§ **Given entries**
- - -

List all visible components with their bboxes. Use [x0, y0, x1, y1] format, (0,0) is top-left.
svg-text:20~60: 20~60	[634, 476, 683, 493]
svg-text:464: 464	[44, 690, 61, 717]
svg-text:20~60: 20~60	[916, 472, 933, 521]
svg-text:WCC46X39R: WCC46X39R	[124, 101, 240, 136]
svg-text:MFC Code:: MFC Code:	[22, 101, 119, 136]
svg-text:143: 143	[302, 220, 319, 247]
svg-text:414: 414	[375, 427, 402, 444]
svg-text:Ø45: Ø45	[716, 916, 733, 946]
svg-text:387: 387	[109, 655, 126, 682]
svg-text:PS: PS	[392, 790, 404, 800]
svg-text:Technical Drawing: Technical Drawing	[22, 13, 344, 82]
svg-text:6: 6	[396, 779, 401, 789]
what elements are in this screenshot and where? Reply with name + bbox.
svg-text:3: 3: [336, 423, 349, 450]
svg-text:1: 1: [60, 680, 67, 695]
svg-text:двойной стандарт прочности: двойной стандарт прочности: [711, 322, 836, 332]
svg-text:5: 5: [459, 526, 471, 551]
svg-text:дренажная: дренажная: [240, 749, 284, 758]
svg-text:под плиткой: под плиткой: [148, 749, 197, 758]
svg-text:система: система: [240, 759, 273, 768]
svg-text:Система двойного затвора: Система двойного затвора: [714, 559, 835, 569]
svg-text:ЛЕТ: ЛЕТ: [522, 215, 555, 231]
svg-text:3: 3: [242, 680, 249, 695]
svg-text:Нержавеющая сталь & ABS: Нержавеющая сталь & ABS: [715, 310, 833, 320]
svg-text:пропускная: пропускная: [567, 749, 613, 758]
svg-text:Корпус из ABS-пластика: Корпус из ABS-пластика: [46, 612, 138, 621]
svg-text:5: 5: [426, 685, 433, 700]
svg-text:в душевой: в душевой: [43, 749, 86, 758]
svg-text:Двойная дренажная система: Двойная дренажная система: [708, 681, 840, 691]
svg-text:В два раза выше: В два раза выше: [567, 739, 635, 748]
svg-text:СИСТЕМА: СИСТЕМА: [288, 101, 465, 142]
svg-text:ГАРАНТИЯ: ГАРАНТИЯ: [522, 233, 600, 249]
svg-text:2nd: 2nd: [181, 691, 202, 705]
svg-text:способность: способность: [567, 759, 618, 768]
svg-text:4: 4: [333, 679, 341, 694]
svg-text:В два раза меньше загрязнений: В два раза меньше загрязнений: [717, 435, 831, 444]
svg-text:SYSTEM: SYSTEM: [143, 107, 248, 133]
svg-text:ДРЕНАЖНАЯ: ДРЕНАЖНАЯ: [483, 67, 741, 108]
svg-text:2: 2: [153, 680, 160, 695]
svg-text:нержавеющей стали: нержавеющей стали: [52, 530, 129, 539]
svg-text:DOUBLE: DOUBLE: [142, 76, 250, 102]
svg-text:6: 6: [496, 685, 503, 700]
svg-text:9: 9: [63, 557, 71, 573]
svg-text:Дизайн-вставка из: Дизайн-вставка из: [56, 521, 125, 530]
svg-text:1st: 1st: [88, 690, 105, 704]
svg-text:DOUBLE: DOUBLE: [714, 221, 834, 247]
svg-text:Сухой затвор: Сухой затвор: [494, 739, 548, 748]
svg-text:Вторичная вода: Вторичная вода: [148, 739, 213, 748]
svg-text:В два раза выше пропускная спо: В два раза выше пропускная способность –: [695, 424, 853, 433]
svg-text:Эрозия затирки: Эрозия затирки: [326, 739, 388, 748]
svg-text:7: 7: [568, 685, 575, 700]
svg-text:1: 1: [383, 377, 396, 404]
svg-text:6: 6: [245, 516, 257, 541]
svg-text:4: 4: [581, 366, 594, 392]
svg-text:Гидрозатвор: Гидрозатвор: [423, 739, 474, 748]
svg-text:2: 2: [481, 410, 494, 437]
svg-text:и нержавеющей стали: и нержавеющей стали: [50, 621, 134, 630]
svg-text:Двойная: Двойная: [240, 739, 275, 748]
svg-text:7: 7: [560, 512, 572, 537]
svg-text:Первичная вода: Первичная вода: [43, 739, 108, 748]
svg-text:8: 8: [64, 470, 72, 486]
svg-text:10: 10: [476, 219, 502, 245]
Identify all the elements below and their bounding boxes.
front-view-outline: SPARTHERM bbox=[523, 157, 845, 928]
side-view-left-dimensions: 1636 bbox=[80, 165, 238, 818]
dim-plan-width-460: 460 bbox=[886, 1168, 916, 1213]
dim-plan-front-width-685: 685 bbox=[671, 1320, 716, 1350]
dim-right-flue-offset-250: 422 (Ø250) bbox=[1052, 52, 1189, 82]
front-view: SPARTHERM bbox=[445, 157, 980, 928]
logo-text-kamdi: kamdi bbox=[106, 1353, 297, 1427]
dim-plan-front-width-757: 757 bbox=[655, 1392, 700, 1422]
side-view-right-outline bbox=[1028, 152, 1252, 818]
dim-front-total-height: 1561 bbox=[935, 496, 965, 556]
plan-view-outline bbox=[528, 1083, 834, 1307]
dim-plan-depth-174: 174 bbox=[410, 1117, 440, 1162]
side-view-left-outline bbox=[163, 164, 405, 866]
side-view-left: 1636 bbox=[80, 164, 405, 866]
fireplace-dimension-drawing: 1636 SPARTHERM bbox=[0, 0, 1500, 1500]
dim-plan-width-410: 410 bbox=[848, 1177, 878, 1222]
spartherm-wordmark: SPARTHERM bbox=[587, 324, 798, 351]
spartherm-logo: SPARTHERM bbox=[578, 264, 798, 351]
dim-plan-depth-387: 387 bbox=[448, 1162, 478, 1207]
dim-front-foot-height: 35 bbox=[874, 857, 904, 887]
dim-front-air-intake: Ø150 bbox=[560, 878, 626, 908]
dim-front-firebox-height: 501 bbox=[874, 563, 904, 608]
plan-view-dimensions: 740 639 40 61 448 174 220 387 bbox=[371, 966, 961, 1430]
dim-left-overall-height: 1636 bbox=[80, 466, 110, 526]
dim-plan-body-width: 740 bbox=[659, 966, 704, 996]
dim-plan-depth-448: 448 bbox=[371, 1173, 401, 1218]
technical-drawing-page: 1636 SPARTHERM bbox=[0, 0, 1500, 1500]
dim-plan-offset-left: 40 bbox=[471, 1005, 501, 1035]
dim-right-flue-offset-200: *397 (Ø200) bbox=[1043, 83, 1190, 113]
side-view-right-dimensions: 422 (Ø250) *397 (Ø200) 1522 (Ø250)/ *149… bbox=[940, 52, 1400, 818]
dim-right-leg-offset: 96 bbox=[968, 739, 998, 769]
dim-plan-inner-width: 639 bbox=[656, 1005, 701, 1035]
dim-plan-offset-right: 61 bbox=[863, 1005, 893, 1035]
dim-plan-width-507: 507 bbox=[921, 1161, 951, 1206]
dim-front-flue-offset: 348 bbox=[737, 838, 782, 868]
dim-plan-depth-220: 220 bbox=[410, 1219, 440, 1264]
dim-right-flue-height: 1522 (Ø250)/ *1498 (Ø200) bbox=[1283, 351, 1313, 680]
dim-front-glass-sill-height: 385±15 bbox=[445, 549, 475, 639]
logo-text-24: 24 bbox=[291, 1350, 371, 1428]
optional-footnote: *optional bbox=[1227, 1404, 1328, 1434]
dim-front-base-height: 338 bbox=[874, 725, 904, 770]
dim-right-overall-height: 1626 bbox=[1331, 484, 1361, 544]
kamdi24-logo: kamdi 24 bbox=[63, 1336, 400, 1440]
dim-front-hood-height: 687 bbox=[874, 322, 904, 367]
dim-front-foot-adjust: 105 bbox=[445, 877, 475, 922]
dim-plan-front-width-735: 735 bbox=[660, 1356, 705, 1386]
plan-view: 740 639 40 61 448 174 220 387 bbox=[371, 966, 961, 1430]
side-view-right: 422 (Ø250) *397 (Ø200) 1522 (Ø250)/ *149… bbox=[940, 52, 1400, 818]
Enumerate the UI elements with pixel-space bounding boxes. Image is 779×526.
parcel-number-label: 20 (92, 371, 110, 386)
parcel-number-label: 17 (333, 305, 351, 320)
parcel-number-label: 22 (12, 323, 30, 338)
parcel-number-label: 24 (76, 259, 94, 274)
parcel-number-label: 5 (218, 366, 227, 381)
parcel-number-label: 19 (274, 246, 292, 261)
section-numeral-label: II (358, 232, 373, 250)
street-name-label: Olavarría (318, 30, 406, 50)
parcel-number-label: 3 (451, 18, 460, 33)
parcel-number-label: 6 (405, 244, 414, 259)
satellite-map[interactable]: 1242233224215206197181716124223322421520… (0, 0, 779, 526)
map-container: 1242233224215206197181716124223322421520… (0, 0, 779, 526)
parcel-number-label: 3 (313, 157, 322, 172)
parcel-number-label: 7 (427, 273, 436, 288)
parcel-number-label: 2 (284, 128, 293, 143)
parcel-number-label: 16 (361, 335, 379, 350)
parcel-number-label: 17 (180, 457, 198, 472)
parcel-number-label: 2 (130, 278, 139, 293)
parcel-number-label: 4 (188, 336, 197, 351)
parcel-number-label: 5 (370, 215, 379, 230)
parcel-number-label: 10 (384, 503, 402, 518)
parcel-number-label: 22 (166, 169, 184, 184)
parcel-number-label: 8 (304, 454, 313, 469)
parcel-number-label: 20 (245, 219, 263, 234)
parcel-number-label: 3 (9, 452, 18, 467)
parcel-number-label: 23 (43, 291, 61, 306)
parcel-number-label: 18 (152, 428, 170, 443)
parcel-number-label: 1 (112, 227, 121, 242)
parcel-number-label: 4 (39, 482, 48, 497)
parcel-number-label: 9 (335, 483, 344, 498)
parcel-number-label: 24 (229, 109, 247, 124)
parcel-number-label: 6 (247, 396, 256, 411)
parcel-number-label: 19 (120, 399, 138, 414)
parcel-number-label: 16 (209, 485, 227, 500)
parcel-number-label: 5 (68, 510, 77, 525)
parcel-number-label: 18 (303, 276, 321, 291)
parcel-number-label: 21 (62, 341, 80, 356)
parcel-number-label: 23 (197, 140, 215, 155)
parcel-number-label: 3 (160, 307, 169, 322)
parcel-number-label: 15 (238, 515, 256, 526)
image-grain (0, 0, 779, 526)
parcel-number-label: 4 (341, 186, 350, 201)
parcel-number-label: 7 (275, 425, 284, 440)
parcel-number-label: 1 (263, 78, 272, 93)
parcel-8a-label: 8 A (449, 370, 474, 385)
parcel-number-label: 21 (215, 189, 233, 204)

- - -

§ **Aim**
Find every line in the items above that contains the string "bounding", and copy each of those lines in full.

§ **Response below**
Identify all the elements below and their bounding boxes.
Enumerate the UI elements with pixel-space bounding boxes. Image is 779×526.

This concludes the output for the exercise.